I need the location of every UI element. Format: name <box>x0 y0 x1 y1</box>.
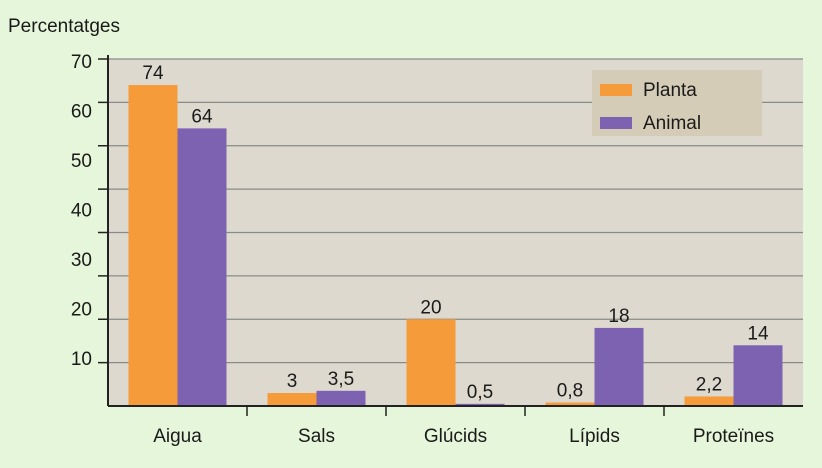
y-axis-label: Percentatges <box>8 16 120 37</box>
x-tick-label: Lípids <box>569 426 620 447</box>
data-label: 14 <box>747 323 769 344</box>
legend-swatch <box>600 84 632 96</box>
data-label: 0,5 <box>467 382 493 403</box>
bar-planta <box>406 319 456 406</box>
data-label: 74 <box>142 63 164 84</box>
y-tick-label: 50 <box>71 151 92 172</box>
data-label: 20 <box>420 297 441 318</box>
bar-planta <box>267 392 317 406</box>
x-tick-label: Sals <box>298 426 335 447</box>
y-tick-label: 70 <box>71 52 92 73</box>
data-label: 0,8 <box>557 381 583 402</box>
bar-animal <box>455 403 505 406</box>
data-label: 3 <box>287 371 298 392</box>
data-label: 2,2 <box>696 374 722 395</box>
y-tick-label: 20 <box>71 300 92 321</box>
legend-label: Animal <box>643 113 701 134</box>
x-tick-label: Aigua <box>153 426 202 447</box>
data-label: 64 <box>191 106 213 127</box>
bar-planta <box>128 85 178 407</box>
bar-planta <box>684 396 734 406</box>
y-tick-label: 40 <box>71 201 92 222</box>
bar-animal <box>733 345 783 406</box>
bar-animal <box>594 327 644 406</box>
legend-swatch <box>600 117 632 129</box>
y-tick-label: 30 <box>71 250 92 271</box>
data-label: 18 <box>608 306 629 327</box>
data-label: 3,5 <box>328 369 354 390</box>
x-tick-label: Glúcids <box>424 426 487 447</box>
bar-animal <box>177 128 227 406</box>
y-tick-label: 60 <box>71 102 92 123</box>
legend: Planta Animal <box>592 70 762 136</box>
legend-label: Planta <box>643 80 697 101</box>
bar-animal <box>316 390 366 406</box>
bar-planta <box>545 402 595 406</box>
y-tick-label: 10 <box>71 349 92 370</box>
x-tick-label: Proteïnes <box>693 426 774 447</box>
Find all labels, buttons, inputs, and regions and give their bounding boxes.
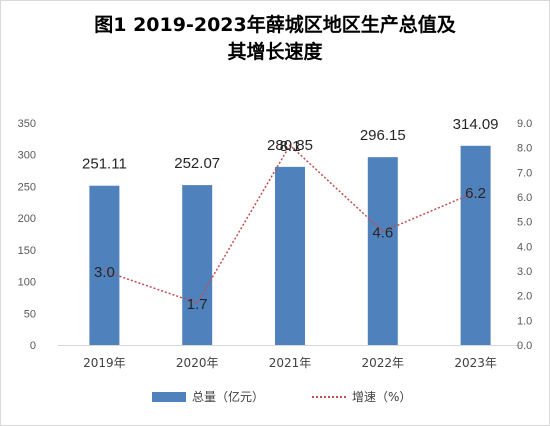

## Written problem
Reproduce word for word the stretch of the listing from the line containing "y-axis-label: Percentatges <box>8" through the line containing "y-tick-label: 20 <box>71 300 92 321</box>", including both of those lines.

## Exercise output
y-axis-label: Percentatges <box>8 16 120 37</box>
x-tick-label: Lípids <box>569 426 620 447</box>
data-label: 14 <box>747 323 769 344</box>
legend-swatch <box>600 84 632 96</box>
data-label: 0,5 <box>467 382 493 403</box>
bar-planta <box>406 319 456 406</box>
data-label: 74 <box>142 63 164 84</box>
y-tick-label: 50 <box>71 151 92 172</box>
data-label: 20 <box>420 297 441 318</box>
bar-planta <box>267 392 317 406</box>
x-tick-label: Sals <box>298 426 335 447</box>
y-tick-label: 70 <box>71 52 92 73</box>
data-label: 0,8 <box>557 381 583 402</box>
bar-animal <box>455 403 505 406</box>
data-label: 3 <box>287 371 298 392</box>
data-label: 2,2 <box>696 374 722 395</box>
y-tick-label: 20 <box>71 300 92 321</box>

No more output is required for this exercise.